Only a number is wanted: how many lines of the entries include the string "کرده"?

SUPPLIED RECORDS:

◇ ◇ ◇

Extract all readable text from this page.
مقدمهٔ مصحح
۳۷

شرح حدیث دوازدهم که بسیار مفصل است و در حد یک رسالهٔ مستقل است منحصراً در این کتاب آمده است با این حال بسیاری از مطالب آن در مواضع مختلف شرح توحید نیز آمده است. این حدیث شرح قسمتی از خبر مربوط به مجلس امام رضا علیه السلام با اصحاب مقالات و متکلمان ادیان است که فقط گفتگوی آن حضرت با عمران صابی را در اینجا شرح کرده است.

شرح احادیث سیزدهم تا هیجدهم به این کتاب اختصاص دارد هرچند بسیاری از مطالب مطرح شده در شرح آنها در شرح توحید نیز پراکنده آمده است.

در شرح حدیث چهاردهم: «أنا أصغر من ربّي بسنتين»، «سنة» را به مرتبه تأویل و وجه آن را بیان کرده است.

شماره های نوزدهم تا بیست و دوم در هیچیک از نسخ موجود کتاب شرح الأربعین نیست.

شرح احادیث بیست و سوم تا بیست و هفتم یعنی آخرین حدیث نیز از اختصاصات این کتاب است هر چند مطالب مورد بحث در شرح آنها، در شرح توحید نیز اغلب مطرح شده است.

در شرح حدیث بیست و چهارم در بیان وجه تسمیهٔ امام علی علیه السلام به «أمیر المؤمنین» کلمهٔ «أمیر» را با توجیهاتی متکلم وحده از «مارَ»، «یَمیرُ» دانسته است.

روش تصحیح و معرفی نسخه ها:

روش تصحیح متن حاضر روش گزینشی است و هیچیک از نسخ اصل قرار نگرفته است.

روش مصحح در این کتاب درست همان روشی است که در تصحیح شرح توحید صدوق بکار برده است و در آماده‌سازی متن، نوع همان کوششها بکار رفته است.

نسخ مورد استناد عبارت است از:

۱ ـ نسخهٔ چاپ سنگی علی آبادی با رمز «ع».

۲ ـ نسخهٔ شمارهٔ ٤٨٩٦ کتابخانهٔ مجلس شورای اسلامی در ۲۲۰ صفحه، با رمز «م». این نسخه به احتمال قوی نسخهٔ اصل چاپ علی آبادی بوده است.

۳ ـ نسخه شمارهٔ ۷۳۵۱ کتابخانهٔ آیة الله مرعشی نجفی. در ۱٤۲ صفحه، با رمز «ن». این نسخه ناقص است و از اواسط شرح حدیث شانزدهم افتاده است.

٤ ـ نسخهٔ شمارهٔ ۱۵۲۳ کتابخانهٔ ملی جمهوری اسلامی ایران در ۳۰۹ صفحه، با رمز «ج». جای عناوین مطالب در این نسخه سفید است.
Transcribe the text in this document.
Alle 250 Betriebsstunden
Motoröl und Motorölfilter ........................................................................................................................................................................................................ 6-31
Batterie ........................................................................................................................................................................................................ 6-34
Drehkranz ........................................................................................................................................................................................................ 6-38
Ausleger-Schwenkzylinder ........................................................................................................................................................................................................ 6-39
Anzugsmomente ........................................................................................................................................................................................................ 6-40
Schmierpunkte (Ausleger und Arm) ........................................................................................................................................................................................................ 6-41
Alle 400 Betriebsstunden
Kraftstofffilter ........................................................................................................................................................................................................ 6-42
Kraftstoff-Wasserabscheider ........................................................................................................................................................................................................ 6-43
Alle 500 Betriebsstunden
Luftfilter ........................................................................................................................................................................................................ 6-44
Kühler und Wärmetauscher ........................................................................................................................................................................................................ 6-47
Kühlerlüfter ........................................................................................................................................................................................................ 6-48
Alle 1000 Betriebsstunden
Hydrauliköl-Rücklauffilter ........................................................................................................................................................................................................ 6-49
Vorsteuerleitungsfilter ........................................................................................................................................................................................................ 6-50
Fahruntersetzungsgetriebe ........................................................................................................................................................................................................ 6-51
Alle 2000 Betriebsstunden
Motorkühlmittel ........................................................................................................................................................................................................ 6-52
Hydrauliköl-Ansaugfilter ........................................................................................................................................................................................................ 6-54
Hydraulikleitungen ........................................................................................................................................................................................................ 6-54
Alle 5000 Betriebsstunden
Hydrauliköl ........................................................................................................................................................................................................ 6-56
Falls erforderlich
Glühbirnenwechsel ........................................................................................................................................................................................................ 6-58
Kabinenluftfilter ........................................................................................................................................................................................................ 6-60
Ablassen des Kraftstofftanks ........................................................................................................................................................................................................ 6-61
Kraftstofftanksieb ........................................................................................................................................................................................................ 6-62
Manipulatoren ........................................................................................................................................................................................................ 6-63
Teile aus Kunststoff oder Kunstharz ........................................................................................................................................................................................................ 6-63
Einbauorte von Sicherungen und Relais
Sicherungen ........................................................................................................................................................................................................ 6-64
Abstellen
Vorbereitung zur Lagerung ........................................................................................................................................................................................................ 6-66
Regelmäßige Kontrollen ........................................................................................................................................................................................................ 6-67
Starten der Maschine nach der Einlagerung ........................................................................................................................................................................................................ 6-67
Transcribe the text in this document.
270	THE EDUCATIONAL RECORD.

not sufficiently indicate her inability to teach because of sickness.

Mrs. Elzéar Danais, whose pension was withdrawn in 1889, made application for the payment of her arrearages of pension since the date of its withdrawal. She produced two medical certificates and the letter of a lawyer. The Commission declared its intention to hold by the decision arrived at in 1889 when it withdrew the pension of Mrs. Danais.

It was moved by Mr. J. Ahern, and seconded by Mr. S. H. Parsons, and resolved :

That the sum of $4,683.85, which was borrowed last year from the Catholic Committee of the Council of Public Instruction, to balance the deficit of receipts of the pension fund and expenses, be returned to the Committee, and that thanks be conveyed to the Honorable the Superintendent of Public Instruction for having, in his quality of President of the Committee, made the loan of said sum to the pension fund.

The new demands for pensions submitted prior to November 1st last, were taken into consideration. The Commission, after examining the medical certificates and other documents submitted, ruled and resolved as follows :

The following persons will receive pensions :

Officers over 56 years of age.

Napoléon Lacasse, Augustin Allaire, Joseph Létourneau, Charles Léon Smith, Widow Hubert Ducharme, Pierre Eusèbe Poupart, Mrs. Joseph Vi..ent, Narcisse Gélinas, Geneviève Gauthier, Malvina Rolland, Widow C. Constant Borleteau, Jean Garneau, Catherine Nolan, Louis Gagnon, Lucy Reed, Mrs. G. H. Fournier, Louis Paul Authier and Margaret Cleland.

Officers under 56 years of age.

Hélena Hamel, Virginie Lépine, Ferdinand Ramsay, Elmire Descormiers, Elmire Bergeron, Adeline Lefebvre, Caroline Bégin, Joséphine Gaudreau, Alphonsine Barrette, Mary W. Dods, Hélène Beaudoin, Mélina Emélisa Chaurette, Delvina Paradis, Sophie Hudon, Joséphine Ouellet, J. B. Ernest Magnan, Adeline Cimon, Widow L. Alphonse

◇ ◇ ◇

RESULT OF THE TASK:
2